>>

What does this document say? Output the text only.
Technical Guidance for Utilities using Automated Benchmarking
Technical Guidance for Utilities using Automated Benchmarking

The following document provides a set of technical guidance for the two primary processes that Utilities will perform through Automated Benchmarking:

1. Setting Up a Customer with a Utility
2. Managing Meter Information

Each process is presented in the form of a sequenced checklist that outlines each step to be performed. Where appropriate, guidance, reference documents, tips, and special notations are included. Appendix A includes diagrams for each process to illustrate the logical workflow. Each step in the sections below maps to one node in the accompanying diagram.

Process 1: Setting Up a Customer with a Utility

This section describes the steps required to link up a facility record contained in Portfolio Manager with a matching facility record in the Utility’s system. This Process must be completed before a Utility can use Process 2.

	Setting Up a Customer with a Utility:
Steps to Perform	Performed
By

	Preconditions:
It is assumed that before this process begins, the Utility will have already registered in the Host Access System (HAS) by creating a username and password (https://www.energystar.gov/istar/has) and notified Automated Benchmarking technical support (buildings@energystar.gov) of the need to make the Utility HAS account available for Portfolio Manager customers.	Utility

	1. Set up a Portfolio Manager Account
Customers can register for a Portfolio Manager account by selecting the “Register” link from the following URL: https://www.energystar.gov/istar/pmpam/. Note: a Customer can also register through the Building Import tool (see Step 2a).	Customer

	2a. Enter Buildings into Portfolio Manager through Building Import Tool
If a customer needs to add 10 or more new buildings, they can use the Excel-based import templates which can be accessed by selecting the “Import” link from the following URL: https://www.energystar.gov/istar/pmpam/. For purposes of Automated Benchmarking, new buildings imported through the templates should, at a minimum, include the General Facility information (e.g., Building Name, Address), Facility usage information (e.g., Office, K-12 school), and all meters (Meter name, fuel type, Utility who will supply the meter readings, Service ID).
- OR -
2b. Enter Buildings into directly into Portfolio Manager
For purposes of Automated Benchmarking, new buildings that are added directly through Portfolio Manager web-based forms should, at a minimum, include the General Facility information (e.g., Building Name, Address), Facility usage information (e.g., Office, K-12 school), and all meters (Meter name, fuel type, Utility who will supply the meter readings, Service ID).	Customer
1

<<

### Stated goal
Type out the full listing again, exactly as given.

### Answer to this task
What does this document say? Output the text only.
Technical Guidance for Utilities using Automated Benchmarking
Technical Guidance for Utilities using Automated Benchmarking

The following document provides a set of technical guidance for the two primary processes that Utilities will perform through Automated Benchmarking:

1. Setting Up a Customer with a Utility
2. Managing Meter Information

Each process is presented in the form of a sequenced checklist that outlines each step to be performed. Where appropriate, guidance, reference documents, tips, and special notations are included. Appendix A includes diagrams for each process to illustrate the logical workflow. Each step in the sections below maps to one node in the accompanying diagram.

Process 1: Setting Up a Customer with a Utility

This section describes the steps required to link up a facility record contained in Portfolio Manager with a matching facility record in the Utility’s system. This Process must be completed before a Utility can use Process 2.

	Setting Up a Customer with a Utility:
Steps to Perform	Performed
By

	Preconditions:
It is assumed that before this process begins, the Utility will have already registered in the Host Access System (HAS) by creating a username and password (https://www.energystar.gov/istar/has) and notified Automated Benchmarking technical support (buildings@energystar.gov) of the need to make the Utility HAS account available for Portfolio Manager customers.	Utility

	1. Set up a Portfolio Manager Account
Customers can register for a Portfolio Manager account by selecting the “Register” link from the following URL: https://www.energystar.gov/istar/pmpam/. Note: a Customer can also register through the Building Import tool (see Step 2a).	Customer

	2a. Enter Buildings into Portfolio Manager through Building Import Tool
If a customer needs to add 10 or more new buildings, they can use the Excel-based import templates which can be accessed by selecting the “Import” link from the following URL: https://www.energystar.gov/istar/pmpam/. For purposes of Automated Benchmarking, new buildings imported through the templates should, at a minimum, include the General Facility information (e.g., Building Name, Address), Facility usage information (e.g., Office, K-12 school), and all meters (Meter name, fuel type, Utility who will supply the meter readings, Service ID).
- OR -
2b. Enter Buildings into directly into Portfolio Manager
For purposes of Automated Benchmarking, new buildings that are added directly through Portfolio Manager web-based forms should, at a minimum, include the General Facility information (e.g., Building Name, Address), Facility usage information (e.g., Office, K-12 school), and all meters (Meter name, fuel type, Utility who will supply the meter readings, Service ID).	Customer
1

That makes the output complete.